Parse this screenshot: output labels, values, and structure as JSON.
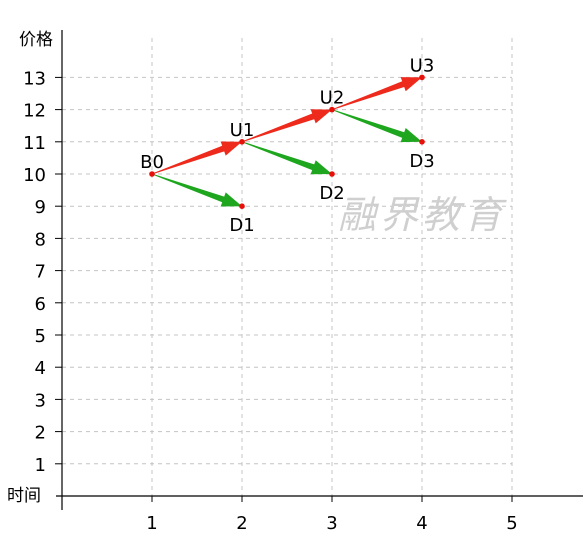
{
  "chart_data": {
    "type": "scatter",
    "xlabel": "时间",
    "ylabel": "价格",
    "xlim": [
      0,
      5.8
    ],
    "ylim": [
      0,
      13.7
    ],
    "x_ticks": [
      1,
      2,
      3,
      4,
      5
    ],
    "y_ticks": [
      1,
      2,
      3,
      4,
      5,
      6,
      7,
      8,
      9,
      10,
      11,
      12,
      13
    ],
    "grid": true,
    "points": [
      {
        "label": "B0",
        "x": 1,
        "y": 10
      },
      {
        "label": "U1",
        "x": 2,
        "y": 11
      },
      {
        "label": "D1",
        "x": 2,
        "y": 9
      },
      {
        "label": "U2",
        "x": 3,
        "y": 12
      },
      {
        "label": "D2",
        "x": 3,
        "y": 10
      },
      {
        "label": "U3",
        "x": 4,
        "y": 13
      },
      {
        "label": "D3",
        "x": 4,
        "y": 11
      }
    ],
    "arrows": [
      {
        "from": "B0",
        "to": "U1",
        "color": "#ee2a1c"
      },
      {
        "from": "B0",
        "to": "D1",
        "color": "#1fa61f"
      },
      {
        "from": "U1",
        "to": "U2",
        "color": "#ee2a1c"
      },
      {
        "from": "U1",
        "to": "D2",
        "color": "#1fa61f"
      },
      {
        "from": "U2",
        "to": "U3",
        "color": "#ee2a1c"
      },
      {
        "from": "U2",
        "to": "D3",
        "color": "#1fa61f"
      }
    ],
    "point_color": "#e8100a"
  },
  "watermark": "融界教育"
}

════

*Instruction*
Restate each entry word for word, leaving out any pictures.

*Answer for the task*
Parse this screenshot: output labels, values, and structure as JSON.
{
  "chart_data": {
    "type": "scatter",
    "xlabel": "时间",
    "ylabel": "价格",
    "xlim": [
      0,
      5.8
    ],
    "ylim": [
      0,
      13.7
    ],
    "x_ticks": [
      1,
      2,
      3,
      4,
      5
    ],
    "y_ticks": [
      1,
      2,
      3,
      4,
      5,
      6,
      7,
      8,
      9,
      10,
      11,
      12,
      13
    ],
    "grid": true,
    "points": [
      {
        "label": "B0",
        "x": 1,
        "y": 10
      },
      {
        "label": "U1",
        "x": 2,
        "y": 11
      },
      {
        "label": "D1",
        "x": 2,
        "y": 9
      },
      {
        "label": "U2",
        "x": 3,
        "y": 12
      },
      {
        "label": "D2",
        "x": 3,
        "y": 10
      },
      {
        "label": "U3",
        "x": 4,
        "y": 13
      },
      {
        "label": "D3",
        "x": 4,
        "y": 11
      }
    ],
    "arrows": [
      {
        "from": "B0",
        "to": "U1",
        "color": "#ee2a1c"
      },
      {
        "from": "B0",
        "to": "D1",
        "color": "#1fa61f"
      },
      {
        "from": "U1",
        "to": "U2",
        "color": "#ee2a1c"
      },
      {
        "from": "U1",
        "to": "D2",
        "color": "#1fa61f"
      },
      {
        "from": "U2",
        "to": "U3",
        "color": "#ee2a1c"
      },
      {
        "from": "U2",
        "to": "D3",
        "color": "#1fa61f"
      }
    ],
    "point_color": "#e8100a"
  },
  "watermark": "融界教育"
}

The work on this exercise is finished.